#### [Task directions]
Comb through the entries for "name" and pull out each line that holds it.

[Dataset records on visual material]
+++

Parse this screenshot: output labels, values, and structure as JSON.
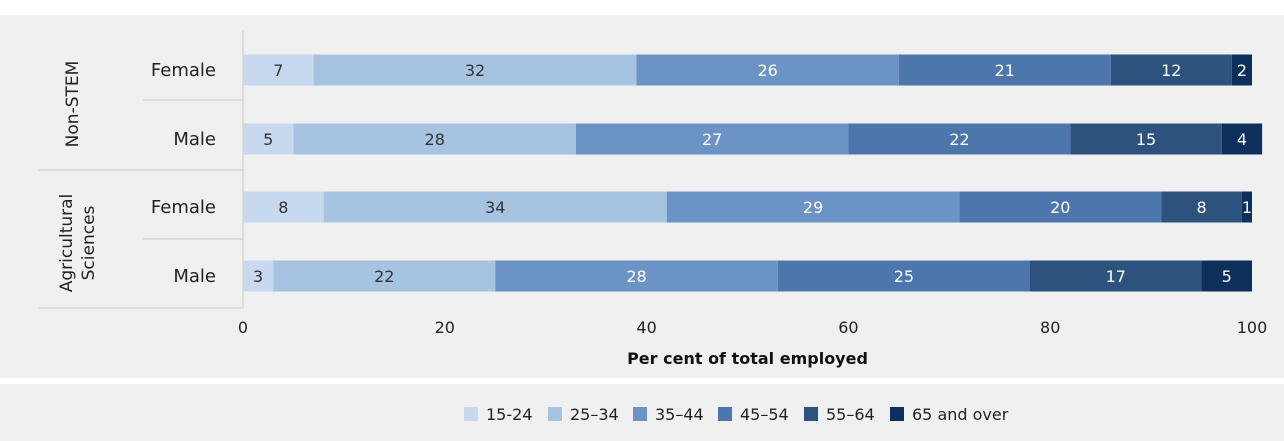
{
  "chart_data": {
    "type": "bar",
    "orientation": "horizontal",
    "stacked": true,
    "xlabel": "Per cent of total employed",
    "xlim": [
      0,
      100
    ],
    "x_ticks": [
      "0",
      "20",
      "40",
      "60",
      "80",
      "100"
    ],
    "legend_position": "bottom",
    "groups": [
      {
        "label": "Non-STEM",
        "categories": [
          "Female",
          "Male"
        ]
      },
      {
        "label_lines": [
          "Agricultural",
          "Sciences"
        ],
        "categories": [
          "Female",
          "Male"
        ]
      }
    ],
    "series": [
      {
        "name": "15-24",
        "color": "#c6d9ee",
        "label_color": "#333333",
        "values": [
          7,
          5,
          8,
          3
        ]
      },
      {
        "name": "25–34",
        "color": "#a7c3e2",
        "label_color": "#333333",
        "values": [
          32,
          28,
          34,
          22
        ]
      },
      {
        "name": "35–44",
        "color": "#6b93c6",
        "label_color": "#ffffff",
        "values": [
          26,
          27,
          29,
          28
        ]
      },
      {
        "name": "45–54",
        "color": "#4c76ac",
        "label_color": "#ffffff",
        "values": [
          21,
          22,
          20,
          25
        ]
      },
      {
        "name": "55–64",
        "color": "#2e527e",
        "label_color": "#ffffff",
        "values": [
          12,
          15,
          8,
          17
        ]
      },
      {
        "name": "65 and over",
        "color": "#0c2f5c",
        "label_color": "#ffffff",
        "values": [
          2,
          4,
          1,
          5
        ]
      }
    ]
  }
}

+++

#### [Answer for this exercise]
        "name": "15-24",
        "name": "25–34",
        "name": "35–44",
        "name": "45–54",
        "name": "55–64",
        "name": "65 and over",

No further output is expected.